(Lines of data)
◇ ◇ ◇ ◇ ◇ ◇ ◇

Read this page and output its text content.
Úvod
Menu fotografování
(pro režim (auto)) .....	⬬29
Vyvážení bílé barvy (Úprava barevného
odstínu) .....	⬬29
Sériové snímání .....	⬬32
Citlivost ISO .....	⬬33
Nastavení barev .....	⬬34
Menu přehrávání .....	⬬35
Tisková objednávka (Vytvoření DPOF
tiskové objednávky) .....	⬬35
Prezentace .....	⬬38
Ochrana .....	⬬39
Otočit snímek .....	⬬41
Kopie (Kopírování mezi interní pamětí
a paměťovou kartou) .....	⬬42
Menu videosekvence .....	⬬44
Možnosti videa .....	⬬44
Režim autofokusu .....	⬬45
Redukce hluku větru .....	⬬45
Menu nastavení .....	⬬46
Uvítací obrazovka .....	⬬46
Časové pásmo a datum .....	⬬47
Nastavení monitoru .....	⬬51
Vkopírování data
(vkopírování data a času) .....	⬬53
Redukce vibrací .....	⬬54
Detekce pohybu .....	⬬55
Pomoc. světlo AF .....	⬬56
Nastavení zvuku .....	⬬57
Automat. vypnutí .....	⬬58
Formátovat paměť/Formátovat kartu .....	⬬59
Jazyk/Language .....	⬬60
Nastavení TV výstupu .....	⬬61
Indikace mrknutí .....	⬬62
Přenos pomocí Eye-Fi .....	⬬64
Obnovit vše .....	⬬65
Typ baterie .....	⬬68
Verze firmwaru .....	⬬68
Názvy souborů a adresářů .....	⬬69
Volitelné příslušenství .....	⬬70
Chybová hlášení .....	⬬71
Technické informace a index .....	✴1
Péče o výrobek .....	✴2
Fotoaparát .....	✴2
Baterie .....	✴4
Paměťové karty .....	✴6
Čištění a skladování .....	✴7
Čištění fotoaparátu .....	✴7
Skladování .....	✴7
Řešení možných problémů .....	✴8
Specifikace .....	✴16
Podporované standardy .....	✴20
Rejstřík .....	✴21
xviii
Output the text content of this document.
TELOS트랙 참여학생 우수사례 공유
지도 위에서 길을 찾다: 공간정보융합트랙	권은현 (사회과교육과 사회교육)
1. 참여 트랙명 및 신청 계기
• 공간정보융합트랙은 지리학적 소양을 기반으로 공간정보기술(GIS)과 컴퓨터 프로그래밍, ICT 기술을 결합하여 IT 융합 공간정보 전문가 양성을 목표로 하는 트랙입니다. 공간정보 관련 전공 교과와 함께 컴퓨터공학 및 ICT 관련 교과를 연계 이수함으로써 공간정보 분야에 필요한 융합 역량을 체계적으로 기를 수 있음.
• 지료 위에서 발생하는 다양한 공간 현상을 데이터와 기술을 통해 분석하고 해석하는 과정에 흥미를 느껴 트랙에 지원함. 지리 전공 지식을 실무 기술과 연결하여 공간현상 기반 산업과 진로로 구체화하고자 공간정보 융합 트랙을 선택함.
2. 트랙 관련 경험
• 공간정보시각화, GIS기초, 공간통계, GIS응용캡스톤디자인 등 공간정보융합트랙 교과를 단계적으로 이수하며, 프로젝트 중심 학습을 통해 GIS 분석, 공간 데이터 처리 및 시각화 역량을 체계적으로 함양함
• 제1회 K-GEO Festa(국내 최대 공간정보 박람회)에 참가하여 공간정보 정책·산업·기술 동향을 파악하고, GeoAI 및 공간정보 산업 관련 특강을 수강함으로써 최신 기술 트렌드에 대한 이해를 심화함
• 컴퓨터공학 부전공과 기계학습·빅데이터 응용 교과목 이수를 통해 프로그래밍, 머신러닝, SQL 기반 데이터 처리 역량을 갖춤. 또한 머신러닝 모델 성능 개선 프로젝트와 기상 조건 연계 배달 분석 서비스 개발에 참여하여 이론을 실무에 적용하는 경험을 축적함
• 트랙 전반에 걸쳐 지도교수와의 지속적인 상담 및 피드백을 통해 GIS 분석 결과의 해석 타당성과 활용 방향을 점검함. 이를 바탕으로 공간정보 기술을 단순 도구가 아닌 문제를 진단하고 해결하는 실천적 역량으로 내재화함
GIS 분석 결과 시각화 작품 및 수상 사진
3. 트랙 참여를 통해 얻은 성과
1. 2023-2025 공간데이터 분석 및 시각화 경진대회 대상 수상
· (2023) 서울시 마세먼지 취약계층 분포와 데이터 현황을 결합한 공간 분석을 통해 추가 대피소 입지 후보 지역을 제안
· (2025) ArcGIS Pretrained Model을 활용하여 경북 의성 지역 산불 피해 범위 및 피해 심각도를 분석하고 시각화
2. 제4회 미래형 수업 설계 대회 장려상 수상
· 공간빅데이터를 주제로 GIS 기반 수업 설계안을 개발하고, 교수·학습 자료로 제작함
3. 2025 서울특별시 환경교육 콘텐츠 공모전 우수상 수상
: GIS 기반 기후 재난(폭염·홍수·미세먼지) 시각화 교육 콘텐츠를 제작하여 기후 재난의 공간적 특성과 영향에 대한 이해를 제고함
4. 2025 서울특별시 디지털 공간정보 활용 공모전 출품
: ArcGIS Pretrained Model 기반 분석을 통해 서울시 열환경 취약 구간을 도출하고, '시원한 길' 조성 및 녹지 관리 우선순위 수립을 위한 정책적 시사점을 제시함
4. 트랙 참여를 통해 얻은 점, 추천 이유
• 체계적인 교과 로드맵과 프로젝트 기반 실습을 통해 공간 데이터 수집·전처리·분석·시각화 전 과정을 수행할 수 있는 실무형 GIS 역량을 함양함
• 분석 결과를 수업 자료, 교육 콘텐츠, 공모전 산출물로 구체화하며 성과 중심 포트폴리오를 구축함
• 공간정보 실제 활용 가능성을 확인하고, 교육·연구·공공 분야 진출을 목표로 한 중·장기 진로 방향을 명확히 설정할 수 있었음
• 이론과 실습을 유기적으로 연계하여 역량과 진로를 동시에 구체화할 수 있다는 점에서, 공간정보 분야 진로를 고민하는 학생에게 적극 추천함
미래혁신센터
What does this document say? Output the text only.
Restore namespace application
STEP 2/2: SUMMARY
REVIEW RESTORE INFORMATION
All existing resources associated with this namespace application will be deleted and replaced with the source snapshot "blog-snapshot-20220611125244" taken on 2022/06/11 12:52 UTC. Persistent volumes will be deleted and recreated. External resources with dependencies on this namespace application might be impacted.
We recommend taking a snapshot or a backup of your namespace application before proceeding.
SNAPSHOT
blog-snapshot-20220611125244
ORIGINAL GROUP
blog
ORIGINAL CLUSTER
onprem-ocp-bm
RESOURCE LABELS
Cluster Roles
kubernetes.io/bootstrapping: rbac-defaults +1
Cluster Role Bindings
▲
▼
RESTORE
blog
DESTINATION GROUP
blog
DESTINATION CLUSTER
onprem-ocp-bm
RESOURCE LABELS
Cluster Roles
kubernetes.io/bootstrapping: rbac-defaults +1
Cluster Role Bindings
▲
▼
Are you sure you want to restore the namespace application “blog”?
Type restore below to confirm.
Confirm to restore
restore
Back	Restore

◇ ◇ ◇ ◇ ◇ ◇ ◇

▸ **Short problem**: Gather and copy every line of the data in which the string "프로그래밍" is found.

▸ **Reply**:
• 공간정보융합트랙은 지리학적 소양을 기반으로 공간정보기술(GIS)과 컴퓨터 프로그래밍, ICT 기술을 결합하여 IT 융합 공간정보 전문가 양성을 목표로 하는 트랙입니다. 공간정보 관련 전공 교과와 함께 컴퓨터공학 및 ICT 관련 교과를 연계 이수함으로써 공간정보 분야에 필요한 융합 역량을 체계적으로 기를 수 있음.
• 컴퓨터공학 부전공과 기계학습·빅데이터 응용 교과목 이수를 통해 프로그래밍, 머신러닝, SQL 기반 데이터 처리 역량을 갖춤. 또한 머신러닝 모델 성능 개선 프로젝트와 기상 조건 연계 배달 분석 서비스 개발에 참여하여 이론을 실무에 적용하는 경험을 축적함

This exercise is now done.